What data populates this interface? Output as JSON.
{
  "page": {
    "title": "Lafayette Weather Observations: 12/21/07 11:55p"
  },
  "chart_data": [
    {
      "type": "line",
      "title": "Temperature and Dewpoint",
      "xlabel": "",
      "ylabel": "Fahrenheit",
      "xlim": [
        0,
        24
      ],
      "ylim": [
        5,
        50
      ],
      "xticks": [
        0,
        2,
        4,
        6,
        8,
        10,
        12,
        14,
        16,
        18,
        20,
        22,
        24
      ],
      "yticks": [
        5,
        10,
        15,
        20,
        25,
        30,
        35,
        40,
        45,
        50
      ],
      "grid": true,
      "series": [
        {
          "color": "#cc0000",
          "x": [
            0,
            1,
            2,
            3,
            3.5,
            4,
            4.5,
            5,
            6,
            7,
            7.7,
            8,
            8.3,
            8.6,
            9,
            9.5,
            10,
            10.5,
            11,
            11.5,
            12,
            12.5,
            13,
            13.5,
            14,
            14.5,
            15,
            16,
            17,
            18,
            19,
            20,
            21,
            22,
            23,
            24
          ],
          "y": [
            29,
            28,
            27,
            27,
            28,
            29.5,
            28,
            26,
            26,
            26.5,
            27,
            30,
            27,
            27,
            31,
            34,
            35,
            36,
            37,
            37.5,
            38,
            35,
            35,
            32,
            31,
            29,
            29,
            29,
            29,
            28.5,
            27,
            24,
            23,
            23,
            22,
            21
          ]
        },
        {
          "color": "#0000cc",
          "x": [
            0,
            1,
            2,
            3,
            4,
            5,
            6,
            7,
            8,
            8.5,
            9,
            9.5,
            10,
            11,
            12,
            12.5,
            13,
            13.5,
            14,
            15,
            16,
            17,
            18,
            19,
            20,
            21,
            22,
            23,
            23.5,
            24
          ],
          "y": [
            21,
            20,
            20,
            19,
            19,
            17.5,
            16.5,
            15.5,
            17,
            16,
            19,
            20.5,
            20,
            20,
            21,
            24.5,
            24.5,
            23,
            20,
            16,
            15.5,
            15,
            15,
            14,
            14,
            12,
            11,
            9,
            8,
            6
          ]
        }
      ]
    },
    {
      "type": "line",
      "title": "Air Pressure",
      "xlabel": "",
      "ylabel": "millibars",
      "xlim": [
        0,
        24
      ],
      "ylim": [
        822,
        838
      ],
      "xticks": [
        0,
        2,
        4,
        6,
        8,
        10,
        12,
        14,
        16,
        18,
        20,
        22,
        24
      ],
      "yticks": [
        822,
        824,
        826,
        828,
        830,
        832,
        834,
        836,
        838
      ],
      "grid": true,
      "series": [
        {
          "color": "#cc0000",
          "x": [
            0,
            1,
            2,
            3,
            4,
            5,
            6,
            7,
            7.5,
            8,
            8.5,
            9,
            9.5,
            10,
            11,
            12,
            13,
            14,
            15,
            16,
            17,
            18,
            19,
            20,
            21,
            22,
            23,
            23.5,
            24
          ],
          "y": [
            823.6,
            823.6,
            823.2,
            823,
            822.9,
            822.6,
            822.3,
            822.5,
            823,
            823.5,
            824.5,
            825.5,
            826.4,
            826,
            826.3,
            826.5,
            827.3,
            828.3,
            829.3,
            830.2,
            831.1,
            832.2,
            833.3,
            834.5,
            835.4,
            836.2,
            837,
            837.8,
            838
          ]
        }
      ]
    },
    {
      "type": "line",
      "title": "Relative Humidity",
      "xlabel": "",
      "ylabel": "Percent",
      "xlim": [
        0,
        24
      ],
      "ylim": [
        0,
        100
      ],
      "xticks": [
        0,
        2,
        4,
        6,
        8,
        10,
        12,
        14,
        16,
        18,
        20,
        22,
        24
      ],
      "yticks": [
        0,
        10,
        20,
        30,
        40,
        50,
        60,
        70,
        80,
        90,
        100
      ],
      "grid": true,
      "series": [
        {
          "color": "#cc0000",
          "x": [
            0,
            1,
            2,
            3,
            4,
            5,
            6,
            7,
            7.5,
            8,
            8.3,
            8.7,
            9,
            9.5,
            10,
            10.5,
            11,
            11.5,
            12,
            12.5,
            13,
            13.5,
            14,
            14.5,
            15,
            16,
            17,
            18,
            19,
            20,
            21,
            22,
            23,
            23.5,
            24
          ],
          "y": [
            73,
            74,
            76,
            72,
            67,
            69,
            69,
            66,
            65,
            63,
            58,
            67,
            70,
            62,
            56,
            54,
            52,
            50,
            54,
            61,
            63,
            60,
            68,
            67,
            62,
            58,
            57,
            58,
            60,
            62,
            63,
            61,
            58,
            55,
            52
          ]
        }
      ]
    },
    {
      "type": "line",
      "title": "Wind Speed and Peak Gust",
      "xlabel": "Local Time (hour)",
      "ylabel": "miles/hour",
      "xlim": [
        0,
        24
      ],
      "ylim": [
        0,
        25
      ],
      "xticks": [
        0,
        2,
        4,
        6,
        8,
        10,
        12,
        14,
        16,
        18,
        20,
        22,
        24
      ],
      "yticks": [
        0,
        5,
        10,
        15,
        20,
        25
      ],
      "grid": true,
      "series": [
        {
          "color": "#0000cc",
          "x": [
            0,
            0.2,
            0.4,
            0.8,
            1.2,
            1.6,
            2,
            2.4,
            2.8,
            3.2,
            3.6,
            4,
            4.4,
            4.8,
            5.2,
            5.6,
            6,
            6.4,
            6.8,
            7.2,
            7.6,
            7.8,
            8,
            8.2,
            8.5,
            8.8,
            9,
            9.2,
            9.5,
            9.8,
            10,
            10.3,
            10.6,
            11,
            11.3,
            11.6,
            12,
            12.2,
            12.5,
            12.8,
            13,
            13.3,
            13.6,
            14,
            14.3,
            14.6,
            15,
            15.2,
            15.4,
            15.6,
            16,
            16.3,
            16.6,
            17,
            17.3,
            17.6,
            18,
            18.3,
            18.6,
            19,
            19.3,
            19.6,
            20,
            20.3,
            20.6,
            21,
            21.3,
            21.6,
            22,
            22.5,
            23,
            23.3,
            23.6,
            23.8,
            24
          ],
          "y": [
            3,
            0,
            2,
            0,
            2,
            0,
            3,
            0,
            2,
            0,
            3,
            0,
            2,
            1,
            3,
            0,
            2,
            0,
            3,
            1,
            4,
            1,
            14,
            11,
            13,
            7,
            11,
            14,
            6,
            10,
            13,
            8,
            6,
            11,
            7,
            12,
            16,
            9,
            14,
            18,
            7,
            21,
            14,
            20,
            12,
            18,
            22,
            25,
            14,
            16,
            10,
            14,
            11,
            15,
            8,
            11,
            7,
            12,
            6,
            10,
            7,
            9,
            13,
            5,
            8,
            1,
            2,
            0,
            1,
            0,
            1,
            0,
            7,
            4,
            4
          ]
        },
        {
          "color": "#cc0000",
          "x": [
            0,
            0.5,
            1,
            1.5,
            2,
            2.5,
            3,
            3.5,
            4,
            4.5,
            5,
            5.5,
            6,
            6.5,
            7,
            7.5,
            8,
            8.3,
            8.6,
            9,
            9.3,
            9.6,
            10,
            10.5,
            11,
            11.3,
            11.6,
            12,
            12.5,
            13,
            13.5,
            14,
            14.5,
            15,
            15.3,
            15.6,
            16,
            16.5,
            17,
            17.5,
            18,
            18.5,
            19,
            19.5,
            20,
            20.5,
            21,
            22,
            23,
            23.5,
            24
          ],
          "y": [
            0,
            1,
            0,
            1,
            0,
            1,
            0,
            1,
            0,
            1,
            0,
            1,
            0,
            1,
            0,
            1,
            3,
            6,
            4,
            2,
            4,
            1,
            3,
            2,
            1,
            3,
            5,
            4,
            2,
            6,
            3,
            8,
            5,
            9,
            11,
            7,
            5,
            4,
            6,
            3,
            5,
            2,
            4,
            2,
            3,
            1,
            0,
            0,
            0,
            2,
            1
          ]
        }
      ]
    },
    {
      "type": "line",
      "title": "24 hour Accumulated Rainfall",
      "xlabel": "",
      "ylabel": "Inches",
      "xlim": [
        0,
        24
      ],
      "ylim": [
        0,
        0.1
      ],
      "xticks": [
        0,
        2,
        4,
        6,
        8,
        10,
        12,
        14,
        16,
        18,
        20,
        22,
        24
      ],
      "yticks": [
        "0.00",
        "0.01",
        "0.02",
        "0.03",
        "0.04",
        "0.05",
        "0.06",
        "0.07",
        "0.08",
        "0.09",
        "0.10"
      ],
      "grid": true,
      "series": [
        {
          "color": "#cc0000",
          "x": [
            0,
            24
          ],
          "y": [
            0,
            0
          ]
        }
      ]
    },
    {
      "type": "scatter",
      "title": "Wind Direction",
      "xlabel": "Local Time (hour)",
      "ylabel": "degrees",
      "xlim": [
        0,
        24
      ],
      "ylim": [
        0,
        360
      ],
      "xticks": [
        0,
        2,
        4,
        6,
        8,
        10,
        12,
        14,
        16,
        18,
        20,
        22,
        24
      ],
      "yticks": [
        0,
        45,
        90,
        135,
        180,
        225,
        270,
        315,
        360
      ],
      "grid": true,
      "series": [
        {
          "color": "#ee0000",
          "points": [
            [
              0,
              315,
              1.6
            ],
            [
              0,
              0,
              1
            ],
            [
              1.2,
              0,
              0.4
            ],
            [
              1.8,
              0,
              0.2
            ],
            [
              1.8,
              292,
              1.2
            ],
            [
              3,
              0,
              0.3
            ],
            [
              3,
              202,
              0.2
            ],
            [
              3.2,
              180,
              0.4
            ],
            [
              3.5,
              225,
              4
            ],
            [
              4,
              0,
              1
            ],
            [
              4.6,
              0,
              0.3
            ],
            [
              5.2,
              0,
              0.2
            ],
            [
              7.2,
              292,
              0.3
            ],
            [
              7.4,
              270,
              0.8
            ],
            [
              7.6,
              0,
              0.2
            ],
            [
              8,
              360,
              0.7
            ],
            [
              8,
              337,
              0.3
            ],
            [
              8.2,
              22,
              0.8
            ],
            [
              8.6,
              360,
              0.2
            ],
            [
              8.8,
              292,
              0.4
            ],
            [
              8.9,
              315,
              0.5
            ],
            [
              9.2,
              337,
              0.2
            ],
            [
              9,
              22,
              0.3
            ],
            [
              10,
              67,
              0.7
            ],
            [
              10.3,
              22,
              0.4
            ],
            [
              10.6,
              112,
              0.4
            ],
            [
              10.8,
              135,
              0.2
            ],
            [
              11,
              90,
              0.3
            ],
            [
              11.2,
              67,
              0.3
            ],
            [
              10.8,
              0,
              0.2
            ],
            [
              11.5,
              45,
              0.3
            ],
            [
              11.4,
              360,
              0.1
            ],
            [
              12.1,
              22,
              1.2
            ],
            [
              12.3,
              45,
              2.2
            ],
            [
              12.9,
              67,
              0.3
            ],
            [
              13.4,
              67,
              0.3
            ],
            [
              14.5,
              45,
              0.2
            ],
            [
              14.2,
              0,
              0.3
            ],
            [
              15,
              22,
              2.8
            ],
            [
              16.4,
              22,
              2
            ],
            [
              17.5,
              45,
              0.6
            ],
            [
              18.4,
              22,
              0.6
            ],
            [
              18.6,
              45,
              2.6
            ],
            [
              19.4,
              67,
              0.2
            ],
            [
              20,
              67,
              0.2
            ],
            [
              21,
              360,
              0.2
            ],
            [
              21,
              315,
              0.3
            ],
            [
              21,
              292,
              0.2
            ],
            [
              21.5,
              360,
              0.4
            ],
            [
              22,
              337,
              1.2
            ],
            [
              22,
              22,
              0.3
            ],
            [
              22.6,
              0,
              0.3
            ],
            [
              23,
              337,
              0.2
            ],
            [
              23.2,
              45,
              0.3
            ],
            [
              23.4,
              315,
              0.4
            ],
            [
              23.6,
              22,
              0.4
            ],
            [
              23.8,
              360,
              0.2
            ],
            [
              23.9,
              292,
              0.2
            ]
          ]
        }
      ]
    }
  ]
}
----
• Task prompt: Extract lines where the string "hour" occurs.

• Worked answer:
      "xlabel": "Local Time (hour)",
      "ylabel": "miles/hour",
      "title": "24 hour Accumulated Rainfall",
      "xlabel": "Local Time (hour)",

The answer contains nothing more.